• EXTRAIT FOURNI:
Lénine développe son
attaque en présentant le rapport d’activité du Comité central.
Le PC russe, contraint depuis 1918 à donner priorité aux tâches
militaires sur celles de « l’édification économique »,
outre qu’il a commis une erreur stratégique dans la guerre contre
la Pologne, a trop augmenté les rations alimentaires et les
distributions de combustible, au lieu de stocker en prévision de
périodes plus dures qui sont effectivement survenues avec les
mauvaises récoltes et les difficultés dues à la démobilisation13.
Lénine rattache cette
imprévoyance au temps perdu lors de la discussion sur les syndicats,
« luxe abusif », « inadmissible », et qui a
porté au premier plan « un problème qui, de par les
conditions objectives, ne pouvait pas s’y trouver »14.
Mais cette faute a été utile au parti ; il s’est aperçu de
l’existence en son sein d’une « déviation nettement
syndicaliste ».
Pour dégager la trame
suivie par Lénine dans son rapport, il faut tenir compte de la lutte
de tendances qui se dessine dans le mouvement communiste
international comme dans le parti russe. Des décalages déroutants
et des options contradictoires s’y manifestant entre partisans et
adversaires de « solutions » déterminées et qui
changent souvent de rôle ou n’adoptent qu’un seul point des
thèses appuyées.
Il est visible cependant
que l’imprécise « tendance radicale » dans le parti
russe comme dans l’IC, sent que la position révolutionnaire perd
ses rares points matériels d’appui en Russie au fur et à mesure
que le pouvoir bolchevik procède à des concessions, tant à l’égard
du petit capitaliste de l’intérieur qu’à l’égard du grand
capital international. A la Gauche allemande, qui qui voit un danger
contre révolutionnaire dans la politique de la NEP (cf. Gorter et
Pannekoek) fait certainement écho, comme le montrent d’autres
interventions de Lénine au Xe congrès, des objections du même
ordre qui sont faites à ce dernier au sein même du parti russe.
Or, la ligne de Lénine,
c’est la défense acharnée de ces concessions qu’il juge
inévitables ; question qu’il n’est pas inutile de discuter
ici, mais à propos desquelles il est par contre édifiant, pour
démystifier le mythe intérieur du PCI, de souligner les méthodes
que Lénine y emploie.

• CONSIGNE A:
Dans l'extrait sur le rapport de Lénine, de quelle déviation le parti s'est-il aperçu en son sein ?
• CONSIGNE B:
Pour chacune des affirmations suivantes, indiquez si elle concorde avec l'extrait sur le rapport de Lénine, en citant les mots qui tranchent : (i) le PC russe a constitué des stocks en prévision de périodes difficiles ; (ii) Lénine présente le rapport d'activité du Comité central ; (iii) Lénine défend les concessions qu'il juge inévitables.
• CONSIGNE C:
Rédigez la suite de l'extrait sur le rapport de Lénine au Xe congrès, après sa dernière phrase.
Les entrées n'ont aucun lien avec l'extrait.

• JEU D'ENTRÉES:

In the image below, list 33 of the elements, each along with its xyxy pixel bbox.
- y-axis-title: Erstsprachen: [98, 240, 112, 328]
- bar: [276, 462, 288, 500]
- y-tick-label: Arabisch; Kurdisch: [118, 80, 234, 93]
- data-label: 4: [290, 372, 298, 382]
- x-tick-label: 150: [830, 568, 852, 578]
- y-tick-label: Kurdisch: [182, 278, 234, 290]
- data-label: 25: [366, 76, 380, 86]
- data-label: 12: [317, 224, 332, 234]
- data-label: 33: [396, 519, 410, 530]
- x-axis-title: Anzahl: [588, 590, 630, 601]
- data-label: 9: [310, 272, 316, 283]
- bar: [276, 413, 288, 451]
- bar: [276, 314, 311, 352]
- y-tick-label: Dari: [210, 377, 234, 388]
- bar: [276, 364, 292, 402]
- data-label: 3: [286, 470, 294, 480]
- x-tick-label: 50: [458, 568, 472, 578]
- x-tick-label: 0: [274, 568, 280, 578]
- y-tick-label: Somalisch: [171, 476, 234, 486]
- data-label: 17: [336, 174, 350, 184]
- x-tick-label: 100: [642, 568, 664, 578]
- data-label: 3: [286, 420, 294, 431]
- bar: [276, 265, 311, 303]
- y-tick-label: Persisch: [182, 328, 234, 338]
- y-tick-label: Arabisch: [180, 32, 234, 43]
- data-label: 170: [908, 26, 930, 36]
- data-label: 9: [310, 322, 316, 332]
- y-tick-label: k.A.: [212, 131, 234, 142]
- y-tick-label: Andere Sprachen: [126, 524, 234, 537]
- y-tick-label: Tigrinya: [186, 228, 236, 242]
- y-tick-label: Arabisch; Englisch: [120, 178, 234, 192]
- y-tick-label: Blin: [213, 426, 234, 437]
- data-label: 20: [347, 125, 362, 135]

• RÉPONSE A:
D'une « déviation nettement syndicaliste ».

• RÉPONSE B:
(i) Non : « au lieu de stocker en prévision de périodes plus dures ».
(ii) Oui : « en présentant le rapport d’activité du Comité central ».
(iii) Oui : « la défense acharnée de ces concessions qu’il juge inévitables ».

• RÉPONSE C:
L’APPRECIATION DE
L’INSURRECTION DE CRONSTADT
C’est à ce sujet que
Lénine déclanche son attaque la plus violente : derrière
cette insurrection, dit-il, « on a vu se profiler les généraux
blancs que nous connaissons si bien ». Il ne doute pas que
Cronstadt, sous peu, sera écrasé ; mais il veut en tirer la
leçon. Ce qui nous intéresse ici c’est précisément le contenu
de cette leçon, non pas en ce qu’elle comporte de concessions
inévitables à faire à la paysannerie et au petit commerce, mais
sous l’angle de l’attitude à l’égard du phénomène
« gauchiste » ; attitude qui s’imposera dans toute
l’Internationale, Gauche italienne comprise. Peu nous importe en
fait, la conviction intime que Lénine, du haut de ce qu’il
appellera plus tard « une armée de fonctionnaires animés d’un
état d’esprit de sous-officiers tsaristes », s’est faite à
partir de l’événement Cronstadt. Il ne s’agit pas – nous
devons le répéter – de porter un « jugement historique »
sur l’homme politique Lénine, mais d’analyser sans ménagement
l’idéologie à travers laquelle sa mémoire s’est perpétuée.
Contre ce que le recul
historique nous autorise à considérer comme un des ultimes efforts,
désespérés et vains, pour sauver la flamme de la révolution
d’Octobre, toute l’argumentation de Lénine s’enchaîne et …
se déchaîne. A Cronstadt, dit Lénine, « Le pouvoir politique
détenu par les bolcheviks est passé à un conglomérat mal défini
ou à une association d’éléments disparates (…) Dans le même
temps (…) des généraux blancs ont joué un rôle important. C’est
pleinement établi (…) Il est absolument évident que c’est
l’œuvre de socialistes-révolutionnaires et de gardes blancs de
l’étranger, et par ailleurs le mouvement a abouti à une contre
révolution petite bourgeoise et à un mouvement petit bourgeois
anarchiste »15.
Pour sauver l’image du
PC russe comme parti du prolétariat, Lénine est obligé de taire la
grande grève ouvrière de Petrograd, contemporaine de l’insurrection
de Cronstadt, qu’a sanctionné l’état de siège de cette ville,
et d’imputer cette insurrection aux « éléments sans parti
qui ont fait office de marchepied, de gradins, de passerelle pour les
gardes blancs »16.
Au fur et à mesure de
ses interventions au Xe congrès, Lénine développe la synthèse
suivante entre les événements du moment : seuls des éléments
déclassés et des petits bourgeois anarchistes peuvent se dresser
contre l’Etat bolchevik et ceux qui, au moment même de cette
révolte, avancent un « programme » destiné à redonner
la primauté à l’élément prolétarien dans le parti et dans
l’Etat, sont « pratiquement » contre révolutionnaires
puisqu’ils agissent ainsi alors que se manifeste « un grand
mécontentement paysan dans un pays à prédominance rurale »
et que la contre révolution s’encourage de toutes les dissensions
entre les bolcheviks.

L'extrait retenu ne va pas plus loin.